To be done: Give the data again exactly as written, skipping any pictures.

A run of records
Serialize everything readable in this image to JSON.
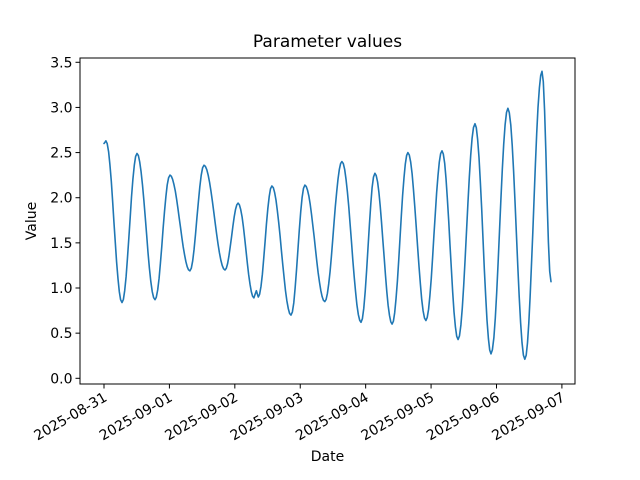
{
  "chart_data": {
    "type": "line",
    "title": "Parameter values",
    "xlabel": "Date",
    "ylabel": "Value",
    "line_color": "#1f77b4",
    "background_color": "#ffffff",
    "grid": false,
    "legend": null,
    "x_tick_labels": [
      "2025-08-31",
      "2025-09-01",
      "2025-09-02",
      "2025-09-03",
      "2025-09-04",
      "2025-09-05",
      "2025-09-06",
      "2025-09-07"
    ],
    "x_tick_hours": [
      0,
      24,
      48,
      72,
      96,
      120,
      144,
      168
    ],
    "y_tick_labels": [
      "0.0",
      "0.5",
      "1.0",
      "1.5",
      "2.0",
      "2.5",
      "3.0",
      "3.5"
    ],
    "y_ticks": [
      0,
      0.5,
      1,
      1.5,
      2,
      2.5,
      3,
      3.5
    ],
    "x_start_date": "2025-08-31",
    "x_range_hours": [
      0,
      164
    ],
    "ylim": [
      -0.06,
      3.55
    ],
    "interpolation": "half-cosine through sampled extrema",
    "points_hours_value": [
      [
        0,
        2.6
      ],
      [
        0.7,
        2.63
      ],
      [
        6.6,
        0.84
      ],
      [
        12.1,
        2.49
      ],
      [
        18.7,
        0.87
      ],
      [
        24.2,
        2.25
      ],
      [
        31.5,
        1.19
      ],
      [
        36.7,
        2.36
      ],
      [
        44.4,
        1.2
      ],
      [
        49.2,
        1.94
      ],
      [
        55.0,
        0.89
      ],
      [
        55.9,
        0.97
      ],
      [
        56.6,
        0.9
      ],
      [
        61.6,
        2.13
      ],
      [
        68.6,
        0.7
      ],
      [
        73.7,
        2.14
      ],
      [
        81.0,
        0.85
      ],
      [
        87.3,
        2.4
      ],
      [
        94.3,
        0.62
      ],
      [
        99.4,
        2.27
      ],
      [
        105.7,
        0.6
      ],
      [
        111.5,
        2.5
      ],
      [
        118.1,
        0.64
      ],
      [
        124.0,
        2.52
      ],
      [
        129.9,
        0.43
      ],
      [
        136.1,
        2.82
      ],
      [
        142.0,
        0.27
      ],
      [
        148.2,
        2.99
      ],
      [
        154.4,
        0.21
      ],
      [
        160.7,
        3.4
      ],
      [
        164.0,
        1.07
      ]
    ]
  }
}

Answer in full:
Serialize everything readable in this image to JSON.
{
  "chart_data": {
    "type": "line",
    "title": "Parameter values",
    "xlabel": "Date",
    "ylabel": "Value",
    "line_color": "#1f77b4",
    "background_color": "#ffffff",
    "grid": false,
    "legend": null,
    "x_tick_labels": [
      "2025-08-31",
      "2025-09-01",
      "2025-09-02",
      "2025-09-03",
      "2025-09-04",
      "2025-09-05",
      "2025-09-06",
      "2025-09-07"
    ],
    "x_tick_hours": [
      0,
      24,
      48,
      72,
      96,
      120,
      144,
      168
    ],
    "y_tick_labels": [
      "0.0",
      "0.5",
      "1.0",
      "1.5",
      "2.0",
      "2.5",
      "3.0",
      "3.5"
    ],
    "y_ticks": [
      0,
      0.5,
      1,
      1.5,
      2,
      2.5,
      3,
      3.5
    ],
    "x_start_date": "2025-08-31",
    "x_range_hours": [
      0,
      164
    ],
    "ylim": [
      -0.06,
      3.55
    ],
    "interpolation": "half-cosine through sampled extrema",
    "points_hours_value": [
      [
        0,
        2.6
      ],
      [
        0.7,
        2.63
      ],
      [
        6.6,
        0.84
      ],
      [
        12.1,
        2.49
      ],
      [
        18.7,
        0.87
      ],
      [
        24.2,
        2.25
      ],
      [
        31.5,
        1.19
      ],
      [
        36.7,
        2.36
      ],
      [
        44.4,
        1.2
      ],
      [
        49.2,
        1.94
      ],
      [
        55.0,
        0.89
      ],
      [
        55.9,
        0.97
      ],
      [
        56.6,
        0.9
      ],
      [
        61.6,
        2.13
      ],
      [
        68.6,
        0.7
      ],
      [
        73.7,
        2.14
      ],
      [
        81.0,
        0.85
      ],
      [
        87.3,
        2.4
      ],
      [
        94.3,
        0.62
      ],
      [
        99.4,
        2.27
      ],
      [
        105.7,
        0.6
      ],
      [
        111.5,
        2.5
      ],
      [
        118.1,
        0.64
      ],
      [
        124.0,
        2.52
      ],
      [
        129.9,
        0.43
      ],
      [
        136.1,
        2.82
      ],
      [
        142.0,
        0.27
      ],
      [
        148.2,
        2.99
      ],
      [
        154.4,
        0.21
      ],
      [
        160.7,
        3.4
      ],
      [
        164.0,
        1.07
      ]
    ]
  }
}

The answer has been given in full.